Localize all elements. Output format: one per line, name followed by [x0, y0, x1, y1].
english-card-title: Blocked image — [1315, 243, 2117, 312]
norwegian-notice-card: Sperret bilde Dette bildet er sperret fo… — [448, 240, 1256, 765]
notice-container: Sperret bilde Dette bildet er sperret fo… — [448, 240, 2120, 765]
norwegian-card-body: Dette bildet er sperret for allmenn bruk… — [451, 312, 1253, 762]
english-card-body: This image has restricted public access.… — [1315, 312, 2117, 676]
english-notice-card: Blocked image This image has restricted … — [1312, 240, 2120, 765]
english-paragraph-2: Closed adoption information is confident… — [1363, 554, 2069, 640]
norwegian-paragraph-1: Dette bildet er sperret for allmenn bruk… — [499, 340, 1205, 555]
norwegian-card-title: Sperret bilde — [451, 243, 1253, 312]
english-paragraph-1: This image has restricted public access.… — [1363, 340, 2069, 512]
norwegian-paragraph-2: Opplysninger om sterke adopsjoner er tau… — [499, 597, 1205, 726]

Exercise goal:
Update the listing above by replacing "Blocked image" with "Restricted image" everywhere it occurs, leaving every other part unchanged.

Exercise result:
Localize all elements. Output format: one per line, name followed by [x0, y0, x1, y1].
english-card-title: Restricted image — [1315, 243, 2117, 312]
norwegian-notice-card: Sperret bilde Dette bildet er sperret fo… — [448, 240, 1256, 765]
notice-container: Sperret bilde Dette bildet er sperret fo… — [448, 240, 2120, 765]
norwegian-card-body: Dette bildet er sperret for allmenn bruk… — [451, 312, 1253, 762]
english-card-body: This image has restricted public access.… — [1315, 312, 2117, 676]
english-notice-card: Restricted image This image has restricted … — [1312, 240, 2120, 765]
english-paragraph-2: Closed adoption information is confident… — [1363, 554, 2069, 640]
norwegian-paragraph-1: Dette bildet er sperret for allmenn bruk… — [499, 340, 1205, 555]
norwegian-card-title: Sperret bilde — [451, 243, 1253, 312]
english-paragraph-1: This image has restricted public access.… — [1363, 340, 2069, 512]
norwegian-paragraph-2: Opplysninger om sterke adopsjoner er tau… — [499, 597, 1205, 726]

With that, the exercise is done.